** PROMPT **
The listing must be reproduced in full, exactly as it stands.

** INPUT DATA **

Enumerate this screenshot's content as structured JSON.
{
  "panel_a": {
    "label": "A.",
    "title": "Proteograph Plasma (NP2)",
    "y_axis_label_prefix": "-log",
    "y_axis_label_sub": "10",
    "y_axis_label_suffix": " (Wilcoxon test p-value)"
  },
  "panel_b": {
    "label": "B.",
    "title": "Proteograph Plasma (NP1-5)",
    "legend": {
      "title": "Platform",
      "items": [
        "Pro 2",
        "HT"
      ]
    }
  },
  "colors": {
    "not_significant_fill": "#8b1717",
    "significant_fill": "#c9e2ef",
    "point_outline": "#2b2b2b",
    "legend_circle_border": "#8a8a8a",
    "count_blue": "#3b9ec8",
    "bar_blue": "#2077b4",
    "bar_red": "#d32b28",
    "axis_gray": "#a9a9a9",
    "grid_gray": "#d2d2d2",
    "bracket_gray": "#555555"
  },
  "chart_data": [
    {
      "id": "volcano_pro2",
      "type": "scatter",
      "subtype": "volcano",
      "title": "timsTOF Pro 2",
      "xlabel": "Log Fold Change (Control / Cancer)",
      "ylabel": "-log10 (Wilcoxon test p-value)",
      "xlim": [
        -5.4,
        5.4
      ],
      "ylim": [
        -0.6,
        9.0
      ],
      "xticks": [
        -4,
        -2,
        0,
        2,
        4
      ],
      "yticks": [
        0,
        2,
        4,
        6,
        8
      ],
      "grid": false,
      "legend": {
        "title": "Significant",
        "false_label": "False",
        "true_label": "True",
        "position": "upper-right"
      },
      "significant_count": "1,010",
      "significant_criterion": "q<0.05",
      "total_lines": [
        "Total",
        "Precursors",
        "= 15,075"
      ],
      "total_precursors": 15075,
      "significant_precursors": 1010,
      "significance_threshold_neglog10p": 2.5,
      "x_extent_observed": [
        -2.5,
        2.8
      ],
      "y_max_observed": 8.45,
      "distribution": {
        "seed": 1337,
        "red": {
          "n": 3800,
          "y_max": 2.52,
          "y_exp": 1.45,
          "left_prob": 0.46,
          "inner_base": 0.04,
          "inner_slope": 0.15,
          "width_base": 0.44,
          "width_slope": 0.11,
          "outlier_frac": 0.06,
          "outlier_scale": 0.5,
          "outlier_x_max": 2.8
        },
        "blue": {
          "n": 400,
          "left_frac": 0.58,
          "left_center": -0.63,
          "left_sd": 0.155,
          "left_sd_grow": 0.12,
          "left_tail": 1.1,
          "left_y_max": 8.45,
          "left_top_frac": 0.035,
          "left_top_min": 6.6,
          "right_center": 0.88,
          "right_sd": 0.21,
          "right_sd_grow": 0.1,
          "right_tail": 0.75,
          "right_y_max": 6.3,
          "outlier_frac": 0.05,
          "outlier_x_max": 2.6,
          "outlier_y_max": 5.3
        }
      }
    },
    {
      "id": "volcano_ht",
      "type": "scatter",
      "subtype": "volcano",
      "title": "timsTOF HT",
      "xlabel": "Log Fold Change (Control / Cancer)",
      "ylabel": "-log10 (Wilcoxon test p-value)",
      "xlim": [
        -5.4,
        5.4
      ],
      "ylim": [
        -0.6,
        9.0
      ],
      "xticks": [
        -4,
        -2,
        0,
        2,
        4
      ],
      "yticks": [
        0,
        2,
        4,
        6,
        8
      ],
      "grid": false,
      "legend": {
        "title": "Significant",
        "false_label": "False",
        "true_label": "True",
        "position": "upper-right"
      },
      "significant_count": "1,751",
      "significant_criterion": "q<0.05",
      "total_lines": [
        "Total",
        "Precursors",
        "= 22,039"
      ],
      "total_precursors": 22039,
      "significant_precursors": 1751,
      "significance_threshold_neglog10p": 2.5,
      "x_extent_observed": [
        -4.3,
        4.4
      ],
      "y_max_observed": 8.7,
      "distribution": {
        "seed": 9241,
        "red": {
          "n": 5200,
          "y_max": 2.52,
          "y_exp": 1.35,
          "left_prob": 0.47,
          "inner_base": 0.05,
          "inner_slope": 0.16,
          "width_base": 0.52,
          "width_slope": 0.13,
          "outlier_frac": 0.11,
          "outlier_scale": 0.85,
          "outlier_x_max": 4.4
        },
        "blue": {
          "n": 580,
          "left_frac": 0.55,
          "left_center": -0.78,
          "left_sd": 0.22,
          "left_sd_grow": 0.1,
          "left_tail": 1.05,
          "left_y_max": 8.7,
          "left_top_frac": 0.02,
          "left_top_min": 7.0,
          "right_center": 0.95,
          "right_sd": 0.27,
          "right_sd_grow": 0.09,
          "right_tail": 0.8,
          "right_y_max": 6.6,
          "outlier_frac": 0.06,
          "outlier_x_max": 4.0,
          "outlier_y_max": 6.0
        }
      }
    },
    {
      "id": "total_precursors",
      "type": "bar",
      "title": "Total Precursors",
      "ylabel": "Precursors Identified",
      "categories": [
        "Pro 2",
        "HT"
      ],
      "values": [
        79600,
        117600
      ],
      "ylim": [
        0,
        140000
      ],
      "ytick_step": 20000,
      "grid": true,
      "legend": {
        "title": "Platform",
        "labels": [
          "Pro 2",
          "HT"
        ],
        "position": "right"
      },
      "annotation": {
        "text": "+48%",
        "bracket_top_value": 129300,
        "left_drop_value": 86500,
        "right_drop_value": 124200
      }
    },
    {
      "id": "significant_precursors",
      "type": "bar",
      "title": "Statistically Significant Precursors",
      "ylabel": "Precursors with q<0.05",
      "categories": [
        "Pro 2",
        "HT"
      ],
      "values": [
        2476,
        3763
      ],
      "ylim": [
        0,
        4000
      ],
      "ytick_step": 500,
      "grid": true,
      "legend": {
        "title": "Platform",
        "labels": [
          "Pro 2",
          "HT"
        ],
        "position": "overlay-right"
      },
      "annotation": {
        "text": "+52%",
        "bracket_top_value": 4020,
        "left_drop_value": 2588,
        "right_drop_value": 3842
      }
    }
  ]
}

** RESPONSE **
Enumerate this screenshot's content as structured JSON.
{
  "panel_a": {
    "label": "A.",
    "title": "Proteograph Plasma (NP2)",
    "y_axis_label_prefix": "-log",
    "y_axis_label_sub": "10",
    "y_axis_label_suffix": " (Wilcoxon test p-value)"
  },
  "panel_b": {
    "label": "B.",
    "title": "Proteograph Plasma (NP1-5)",
    "legend": {
      "title": "Platform",
      "items": [
        "Pro 2",
        "HT"
      ]
    }
  },
  "colors": {
    "not_significant_fill": "#8b1717",
    "significant_fill": "#c9e2ef",
    "point_outline": "#2b2b2b",
    "legend_circle_border": "#8a8a8a",
    "count_blue": "#3b9ec8",
    "bar_blue": "#2077b4",
    "bar_red": "#d32b28",
    "axis_gray": "#a9a9a9",
    "grid_gray": "#d2d2d2",
    "bracket_gray": "#555555"
  },
  "chart_data": [
    {
      "id": "volcano_pro2",
      "type": "scatter",
      "subtype": "volcano",
      "title": "timsTOF Pro 2",
      "xlabel": "Log Fold Change (Control / Cancer)",
      "ylabel": "-log10 (Wilcoxon test p-value)",
      "xlim": [
        -5.4,
        5.4
      ],
      "ylim": [
        -0.6,
        9.0
      ],
      "xticks": [
        -4,
        -2,
        0,
        2,
        4
      ],
      "yticks": [
        0,
        2,
        4,
        6,
        8
      ],
      "grid": false,
      "legend": {
        "title": "Significant",
        "false_label": "False",
        "true_label": "True",
        "position": "upper-right"
      },
      "significant_count": "1,010",
      "significant_criterion": "q<0.05",
      "total_lines": [
        "Total",
        "Precursors",
        "= 15,075"
      ],
      "total_precursors": 15075,
      "significant_precursors": 1010,
      "significance_threshold_neglog10p": 2.5,
      "x_extent_observed": [
        -2.5,
        2.8
      ],
      "y_max_observed": 8.45,
      "distribution": {
        "seed": 1337,
        "red": {
          "n": 3800,
          "y_max": 2.52,
          "y_exp": 1.45,
          "left_prob": 0.46,
          "inner_base": 0.04,
          "inner_slope": 0.15,
          "width_base": 0.44,
          "width_slope": 0.11,
          "outlier_frac": 0.06,
          "outlier_scale": 0.5,
          "outlier_x_max": 2.8
        },
        "blue": {
          "n": 400,
          "left_frac": 0.58,
          "left_center": -0.63,
          "left_sd": 0.155,
          "left_sd_grow": 0.12,
          "left_tail": 1.1,
          "left_y_max": 8.45,
          "left_top_frac": 0.035,
          "left_top_min": 6.6,
          "right_center": 0.88,
          "right_sd": 0.21,
          "right_sd_grow": 0.1,
          "right_tail": 0.75,
          "right_y_max": 6.3,
          "outlier_frac": 0.05,
          "outlier_x_max": 2.6,
          "outlier_y_max": 5.3
        }
      }
    },
    {
      "id": "volcano_ht",
      "type": "scatter",
      "subtype": "volcano",
      "title": "timsTOF HT",
      "xlabel": "Log Fold Change (Control / Cancer)",
      "ylabel": "-log10 (Wilcoxon test p-value)",
      "xlim": [
        -5.4,
        5.4
      ],
      "ylim": [
        -0.6,
        9.0
      ],
      "xticks": [
        -4,
        -2,
        0,
        2,
        4
      ],
      "yticks": [
        0,
        2,
        4,
        6,
        8
      ],
      "grid": false,
      "legend": {
        "title": "Significant",
        "false_label": "False",
        "true_label": "True",
        "position": "upper-right"
      },
      "significant_count": "1,751",
      "significant_criterion": "q<0.05",
      "total_lines": [
        "Total",
        "Precursors",
        "= 22,039"
      ],
      "total_precursors": 22039,
      "significant_precursors": 1751,
      "significance_threshold_neglog10p": 2.5,
      "x_extent_observed": [
        -4.3,
        4.4
      ],
      "y_max_observed": 8.7,
      "distribution": {
        "seed": 9241,
        "red": {
          "n": 5200,
          "y_max": 2.52,
          "y_exp": 1.35,
          "left_prob": 0.47,
          "inner_base": 0.05,
          "inner_slope": 0.16,
          "width_base": 0.52,
          "width_slope": 0.13,
          "outlier_frac": 0.11,
          "outlier_scale": 0.85,
          "outlier_x_max": 4.4
        },
        "blue": {
          "n": 580,
          "left_frac": 0.55,
          "left_center": -0.78,
          "left_sd": 0.22,
          "left_sd_grow": 0.1,
          "left_tail": 1.05,
          "left_y_max": 8.7,
          "left_top_frac": 0.02,
          "left_top_min": 7.0,
          "right_center": 0.95,
          "right_sd": 0.27,
          "right_sd_grow": 0.09,
          "right_tail": 0.8,
          "right_y_max": 6.6,
          "outlier_frac": 0.06,
          "outlier_x_max": 4.0,
          "outlier_y_max": 6.0
        }
      }
    },
    {
      "id": "total_precursors",
      "type": "bar",
      "title": "Total Precursors",
      "ylabel": "Precursors Identified",
      "categories": [
        "Pro 2",
        "HT"
      ],
      "values": [
        79600,
        117600
      ],
      "ylim": [
        0,
        140000
      ],
      "ytick_step": 20000,
      "grid": true,
      "legend": {
        "title": "Platform",
        "labels": [
          "Pro 2",
          "HT"
        ],
        "position": "right"
      },
      "annotation": {
        "text": "+48%",
        "bracket_top_value": 129300,
        "left_drop_value": 86500,
        "right_drop_value": 124200
      }
    },
    {
      "id": "significant_precursors",
      "type": "bar",
      "title": "Statistically Significant Precursors",
      "ylabel": "Precursors with q<0.05",
      "categories": [
        "Pro 2",
        "HT"
      ],
      "values": [
        2476,
        3763
      ],
      "ylim": [
        0,
        4000
      ],
      "ytick_step": 500,
      "grid": true,
      "legend": {
        "title": "Platform",
        "labels": [
          "Pro 2",
          "HT"
        ],
        "position": "overlay-right"
      },
      "annotation": {
        "text": "+52%",
        "bracket_top_value": 4020,
        "left_drop_value": 2588,
        "right_drop_value": 3842
      }
    }
  ]
}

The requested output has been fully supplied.